* OBJECTIVE
Extract all of the data and reproduce it precisely.

* PROVIDED RECORDS
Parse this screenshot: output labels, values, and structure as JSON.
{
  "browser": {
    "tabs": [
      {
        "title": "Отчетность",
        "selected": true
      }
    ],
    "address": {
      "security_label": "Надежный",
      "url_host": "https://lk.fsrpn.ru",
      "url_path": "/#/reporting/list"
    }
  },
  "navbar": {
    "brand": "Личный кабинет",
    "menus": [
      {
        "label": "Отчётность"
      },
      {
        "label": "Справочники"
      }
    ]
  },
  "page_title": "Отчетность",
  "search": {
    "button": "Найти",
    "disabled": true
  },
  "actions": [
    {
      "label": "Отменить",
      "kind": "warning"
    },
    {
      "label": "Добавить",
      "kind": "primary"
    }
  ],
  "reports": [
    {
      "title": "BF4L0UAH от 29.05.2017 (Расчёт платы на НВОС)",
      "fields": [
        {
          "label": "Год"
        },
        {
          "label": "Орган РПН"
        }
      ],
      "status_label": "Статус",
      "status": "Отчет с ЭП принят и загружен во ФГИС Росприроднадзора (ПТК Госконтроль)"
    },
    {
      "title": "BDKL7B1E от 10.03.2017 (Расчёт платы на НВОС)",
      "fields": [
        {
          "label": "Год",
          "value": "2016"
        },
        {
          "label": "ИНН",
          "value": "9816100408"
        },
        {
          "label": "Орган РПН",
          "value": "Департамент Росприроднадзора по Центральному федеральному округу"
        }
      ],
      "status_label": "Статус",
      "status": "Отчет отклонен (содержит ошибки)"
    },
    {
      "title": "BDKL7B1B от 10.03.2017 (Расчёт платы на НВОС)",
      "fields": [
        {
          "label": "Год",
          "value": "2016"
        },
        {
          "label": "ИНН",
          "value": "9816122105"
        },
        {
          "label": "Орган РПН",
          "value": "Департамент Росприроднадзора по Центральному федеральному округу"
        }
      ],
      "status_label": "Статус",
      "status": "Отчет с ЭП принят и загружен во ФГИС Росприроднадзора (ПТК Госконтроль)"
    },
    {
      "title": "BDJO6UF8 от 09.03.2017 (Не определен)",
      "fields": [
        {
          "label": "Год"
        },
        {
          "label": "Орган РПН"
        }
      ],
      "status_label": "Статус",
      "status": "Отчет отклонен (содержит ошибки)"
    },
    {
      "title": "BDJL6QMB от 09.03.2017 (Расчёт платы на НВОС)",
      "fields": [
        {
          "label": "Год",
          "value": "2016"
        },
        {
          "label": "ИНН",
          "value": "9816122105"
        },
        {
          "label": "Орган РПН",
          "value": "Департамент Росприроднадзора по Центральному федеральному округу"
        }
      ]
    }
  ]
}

* RESPONSE
Parse this screenshot: output labels, values, and structure as JSON.
{
  "browser": {
    "tabs": [
      {
        "title": "Отчетность",
        "selected": true
      }
    ],
    "address": {
      "security_label": "Надежный",
      "url_host": "https://lk.fsrpn.ru",
      "url_path": "/#/reporting/list"
    }
  },
  "navbar": {
    "brand": "Личный кабинет",
    "menus": [
      {
        "label": "Отчётность"
      },
      {
        "label": "Справочники"
      }
    ]
  },
  "page_title": "Отчетность",
  "search": {
    "button": "Найти",
    "disabled": true
  },
  "actions": [
    {
      "label": "Отменить",
      "kind": "warning"
    },
    {
      "label": "Добавить",
      "kind": "primary"
    }
  ],
  "reports": [
    {
      "title": "BF4L0UAH от 29.05.2017 (Расчёт платы на НВОС)",
      "fields": [
        {
          "label": "Год"
        },
        {
          "label": "Орган РПН"
        }
      ],
      "status_label": "Статус",
      "status": "Отчет с ЭП принят и загружен во ФГИС Росприроднадзора (ПТК Госконтроль)"
    },
    {
      "title": "BDKL7B1E от 10.03.2017 (Расчёт платы на НВОС)",
      "fields": [
        {
          "label": "Год",
          "value": "2016"
        },
        {
          "label": "ИНН",
          "value": "9816100408"
        },
        {
          "label": "Орган РПН",
          "value": "Департамент Росприроднадзора по Центральному федеральному округу"
        }
      ],
      "status_label": "Статус",
      "status": "Отчет отклонен (содержит ошибки)"
    },
    {
      "title": "BDKL7B1B от 10.03.2017 (Расчёт платы на НВОС)",
      "fields": [
        {
          "label": "Год",
          "value": "2016"
        },
        {
          "label": "ИНН",
          "value": "9816122105"
        },
        {
          "label": "Орган РПН",
          "value": "Департамент Росприроднадзора по Центральному федеральному округу"
        }
      ],
      "status_label": "Статус",
      "status": "Отчет с ЭП принят и загружен во ФГИС Росприроднадзора (ПТК Госконтроль)"
    },
    {
      "title": "BDJO6UF8 от 09.03.2017 (Не определен)",
      "fields": [
        {
          "label": "Год"
        },
        {
          "label": "Орган РПН"
        }
      ],
      "status_label": "Статус",
      "status": "Отчет отклонен (содержит ошибки)"
    },
    {
      "title": "BDJL6QMB от 09.03.2017 (Расчёт платы на НВОС)",
      "fields": [
        {
          "label": "Год",
          "value": "2016"
        },
        {
          "label": "ИНН",
          "value": "9816122105"
        },
        {
          "label": "Орган РПН",
          "value": "Департамент Росприроднадзора по Центральному федеральному округу"
        }
      ]
    }
  ]
}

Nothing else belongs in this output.